* GIVEN EXERCISE
Copy out the records verbatim, beginning with their first line and ending with the line that contains "near-field-label: Условия ближнего", including that line.

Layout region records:

▼▼▼

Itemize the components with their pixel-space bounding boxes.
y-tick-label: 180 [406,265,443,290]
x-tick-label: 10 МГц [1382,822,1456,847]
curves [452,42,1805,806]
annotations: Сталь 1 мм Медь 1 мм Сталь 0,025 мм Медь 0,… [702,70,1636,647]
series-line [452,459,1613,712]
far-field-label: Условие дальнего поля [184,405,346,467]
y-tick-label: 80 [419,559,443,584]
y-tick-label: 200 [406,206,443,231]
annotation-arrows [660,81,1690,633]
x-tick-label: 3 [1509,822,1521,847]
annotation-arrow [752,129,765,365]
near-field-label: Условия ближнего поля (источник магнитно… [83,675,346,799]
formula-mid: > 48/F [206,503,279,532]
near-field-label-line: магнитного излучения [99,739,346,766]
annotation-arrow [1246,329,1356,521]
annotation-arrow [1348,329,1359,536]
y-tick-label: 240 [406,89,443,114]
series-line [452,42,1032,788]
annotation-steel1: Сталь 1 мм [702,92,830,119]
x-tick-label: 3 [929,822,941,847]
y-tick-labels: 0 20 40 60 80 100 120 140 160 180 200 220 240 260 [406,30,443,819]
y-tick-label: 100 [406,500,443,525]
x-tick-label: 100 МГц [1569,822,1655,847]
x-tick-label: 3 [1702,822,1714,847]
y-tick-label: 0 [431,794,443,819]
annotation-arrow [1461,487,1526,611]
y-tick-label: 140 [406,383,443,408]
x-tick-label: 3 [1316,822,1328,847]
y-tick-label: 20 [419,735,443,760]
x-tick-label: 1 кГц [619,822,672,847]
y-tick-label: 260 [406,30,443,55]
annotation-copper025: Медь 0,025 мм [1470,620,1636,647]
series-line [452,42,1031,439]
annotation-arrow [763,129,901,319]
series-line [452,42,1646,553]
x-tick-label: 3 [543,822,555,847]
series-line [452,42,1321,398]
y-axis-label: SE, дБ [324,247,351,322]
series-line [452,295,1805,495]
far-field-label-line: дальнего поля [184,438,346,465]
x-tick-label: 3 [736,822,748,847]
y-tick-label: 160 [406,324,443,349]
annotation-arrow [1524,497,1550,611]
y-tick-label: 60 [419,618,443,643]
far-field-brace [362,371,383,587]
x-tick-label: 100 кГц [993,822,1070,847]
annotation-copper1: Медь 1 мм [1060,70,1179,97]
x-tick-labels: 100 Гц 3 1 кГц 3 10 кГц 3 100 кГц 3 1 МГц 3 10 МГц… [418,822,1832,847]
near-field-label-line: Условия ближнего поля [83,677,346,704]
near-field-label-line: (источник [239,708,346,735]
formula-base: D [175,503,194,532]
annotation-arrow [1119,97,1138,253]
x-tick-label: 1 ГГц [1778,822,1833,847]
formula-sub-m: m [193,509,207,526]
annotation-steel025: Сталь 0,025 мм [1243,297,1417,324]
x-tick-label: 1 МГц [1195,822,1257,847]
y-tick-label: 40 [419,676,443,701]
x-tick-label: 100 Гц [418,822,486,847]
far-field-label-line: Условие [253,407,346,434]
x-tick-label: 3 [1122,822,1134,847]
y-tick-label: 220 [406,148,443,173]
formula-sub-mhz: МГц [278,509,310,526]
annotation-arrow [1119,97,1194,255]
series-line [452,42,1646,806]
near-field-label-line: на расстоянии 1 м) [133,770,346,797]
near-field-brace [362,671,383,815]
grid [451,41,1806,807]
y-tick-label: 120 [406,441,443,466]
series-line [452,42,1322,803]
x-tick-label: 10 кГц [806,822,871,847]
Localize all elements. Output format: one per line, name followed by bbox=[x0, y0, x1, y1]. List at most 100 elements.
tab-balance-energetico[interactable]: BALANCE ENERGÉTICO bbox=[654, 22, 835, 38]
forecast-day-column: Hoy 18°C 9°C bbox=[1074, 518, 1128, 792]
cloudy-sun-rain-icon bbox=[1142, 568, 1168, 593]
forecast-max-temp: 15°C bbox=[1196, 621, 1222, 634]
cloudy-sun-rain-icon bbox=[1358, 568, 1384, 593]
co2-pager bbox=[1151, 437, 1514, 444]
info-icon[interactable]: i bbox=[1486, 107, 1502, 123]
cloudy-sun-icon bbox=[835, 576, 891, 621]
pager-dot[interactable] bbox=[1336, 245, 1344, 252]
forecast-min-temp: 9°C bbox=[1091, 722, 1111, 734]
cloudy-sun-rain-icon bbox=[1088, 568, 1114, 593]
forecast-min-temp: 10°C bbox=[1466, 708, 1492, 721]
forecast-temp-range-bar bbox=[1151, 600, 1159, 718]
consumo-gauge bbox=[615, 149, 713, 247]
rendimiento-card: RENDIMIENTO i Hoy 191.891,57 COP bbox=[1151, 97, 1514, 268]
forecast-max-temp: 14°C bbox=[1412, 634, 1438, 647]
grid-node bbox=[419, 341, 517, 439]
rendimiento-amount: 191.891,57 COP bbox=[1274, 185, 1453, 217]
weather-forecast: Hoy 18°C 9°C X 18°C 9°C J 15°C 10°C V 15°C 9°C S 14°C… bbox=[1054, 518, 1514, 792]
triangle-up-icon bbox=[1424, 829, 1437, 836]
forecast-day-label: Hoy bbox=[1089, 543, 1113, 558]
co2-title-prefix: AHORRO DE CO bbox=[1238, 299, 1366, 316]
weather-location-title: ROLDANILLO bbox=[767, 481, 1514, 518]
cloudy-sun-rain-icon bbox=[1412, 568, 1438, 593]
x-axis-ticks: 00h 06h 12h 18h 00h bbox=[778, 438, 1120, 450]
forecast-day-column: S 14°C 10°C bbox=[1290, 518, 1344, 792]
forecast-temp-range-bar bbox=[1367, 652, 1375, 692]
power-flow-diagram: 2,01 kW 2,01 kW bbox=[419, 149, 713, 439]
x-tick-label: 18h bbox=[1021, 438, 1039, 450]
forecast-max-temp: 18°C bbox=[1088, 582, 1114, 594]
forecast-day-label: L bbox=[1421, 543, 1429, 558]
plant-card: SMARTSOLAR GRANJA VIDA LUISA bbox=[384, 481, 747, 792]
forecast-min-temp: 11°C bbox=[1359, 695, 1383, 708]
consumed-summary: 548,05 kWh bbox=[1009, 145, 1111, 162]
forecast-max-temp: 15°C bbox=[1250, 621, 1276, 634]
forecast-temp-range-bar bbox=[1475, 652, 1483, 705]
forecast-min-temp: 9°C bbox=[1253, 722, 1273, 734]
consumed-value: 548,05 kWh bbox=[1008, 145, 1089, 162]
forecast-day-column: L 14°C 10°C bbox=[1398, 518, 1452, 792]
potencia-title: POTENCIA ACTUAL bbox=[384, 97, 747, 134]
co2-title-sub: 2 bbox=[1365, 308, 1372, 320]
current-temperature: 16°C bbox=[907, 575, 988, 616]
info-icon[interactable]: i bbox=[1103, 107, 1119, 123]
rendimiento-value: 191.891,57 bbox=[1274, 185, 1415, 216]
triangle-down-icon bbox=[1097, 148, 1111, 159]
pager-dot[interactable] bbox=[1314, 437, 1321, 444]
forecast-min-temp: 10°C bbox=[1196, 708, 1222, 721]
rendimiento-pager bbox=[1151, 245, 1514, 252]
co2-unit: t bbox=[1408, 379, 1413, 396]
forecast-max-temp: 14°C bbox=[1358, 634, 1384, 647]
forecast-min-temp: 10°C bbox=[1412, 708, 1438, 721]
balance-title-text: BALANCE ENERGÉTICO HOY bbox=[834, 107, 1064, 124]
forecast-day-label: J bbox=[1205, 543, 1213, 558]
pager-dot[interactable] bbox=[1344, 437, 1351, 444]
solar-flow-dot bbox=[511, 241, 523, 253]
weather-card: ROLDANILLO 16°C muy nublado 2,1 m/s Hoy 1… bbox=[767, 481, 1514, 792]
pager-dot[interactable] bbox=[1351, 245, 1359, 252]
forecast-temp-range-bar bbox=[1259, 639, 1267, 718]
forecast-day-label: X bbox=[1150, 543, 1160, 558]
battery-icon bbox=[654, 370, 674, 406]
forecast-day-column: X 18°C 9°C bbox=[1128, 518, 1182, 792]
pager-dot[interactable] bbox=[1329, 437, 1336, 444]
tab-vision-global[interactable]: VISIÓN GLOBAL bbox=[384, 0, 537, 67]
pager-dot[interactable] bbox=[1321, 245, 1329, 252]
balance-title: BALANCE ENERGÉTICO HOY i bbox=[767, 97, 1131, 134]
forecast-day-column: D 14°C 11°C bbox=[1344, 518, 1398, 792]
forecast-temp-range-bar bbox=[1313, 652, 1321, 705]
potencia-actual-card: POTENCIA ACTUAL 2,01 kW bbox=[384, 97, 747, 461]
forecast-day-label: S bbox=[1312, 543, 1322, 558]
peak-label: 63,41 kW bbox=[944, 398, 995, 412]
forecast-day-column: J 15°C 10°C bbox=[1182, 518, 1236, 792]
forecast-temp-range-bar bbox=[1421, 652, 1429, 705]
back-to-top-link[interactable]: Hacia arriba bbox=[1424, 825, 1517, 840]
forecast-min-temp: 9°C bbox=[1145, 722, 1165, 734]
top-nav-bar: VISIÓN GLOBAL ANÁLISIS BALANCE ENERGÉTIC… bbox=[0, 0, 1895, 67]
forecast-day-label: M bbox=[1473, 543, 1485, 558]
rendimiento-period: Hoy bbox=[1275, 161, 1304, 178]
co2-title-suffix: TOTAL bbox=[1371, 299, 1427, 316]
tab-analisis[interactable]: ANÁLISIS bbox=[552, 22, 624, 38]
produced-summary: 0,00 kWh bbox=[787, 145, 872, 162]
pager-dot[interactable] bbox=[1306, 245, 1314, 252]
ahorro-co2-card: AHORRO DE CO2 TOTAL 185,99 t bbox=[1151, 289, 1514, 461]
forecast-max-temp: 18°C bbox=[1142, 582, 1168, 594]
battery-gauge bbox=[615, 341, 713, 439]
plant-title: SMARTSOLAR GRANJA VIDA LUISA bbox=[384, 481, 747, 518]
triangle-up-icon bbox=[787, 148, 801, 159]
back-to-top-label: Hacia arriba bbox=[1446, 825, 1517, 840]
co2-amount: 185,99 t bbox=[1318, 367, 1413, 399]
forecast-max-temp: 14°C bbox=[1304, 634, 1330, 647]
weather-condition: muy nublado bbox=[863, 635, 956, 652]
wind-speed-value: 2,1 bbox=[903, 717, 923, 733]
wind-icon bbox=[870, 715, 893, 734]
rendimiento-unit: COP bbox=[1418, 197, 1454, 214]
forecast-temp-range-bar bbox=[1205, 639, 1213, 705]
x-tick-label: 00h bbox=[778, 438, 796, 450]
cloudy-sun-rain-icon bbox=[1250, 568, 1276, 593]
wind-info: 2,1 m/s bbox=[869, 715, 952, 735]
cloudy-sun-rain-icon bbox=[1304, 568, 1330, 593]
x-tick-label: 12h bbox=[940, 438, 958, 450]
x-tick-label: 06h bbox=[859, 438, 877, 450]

▲▲▲

* SOLVED EXERCISE
Itemize the components with their pixel-space bounding boxes.
y-tick-label: 180 [406,265,443,290]
x-tick-label: 10 МГц [1382,822,1456,847]
curves [452,42,1805,806]
annotations: Сталь 1 мм Медь 1 мм Сталь 0,025 мм Медь 0,… [702,70,1636,647]
series-line [452,459,1613,712]
far-field-label: Условие дальнего поля [184,405,346,467]
y-tick-label: 80 [419,559,443,584]
y-tick-label: 200 [406,206,443,231]
annotation-arrows [660,81,1690,633]
x-tick-label: 3 [1509,822,1521,847]
annotation-arrow [752,129,765,365]
near-field-label: Условия ближнего поля (источник магнитно… [83,675,346,799]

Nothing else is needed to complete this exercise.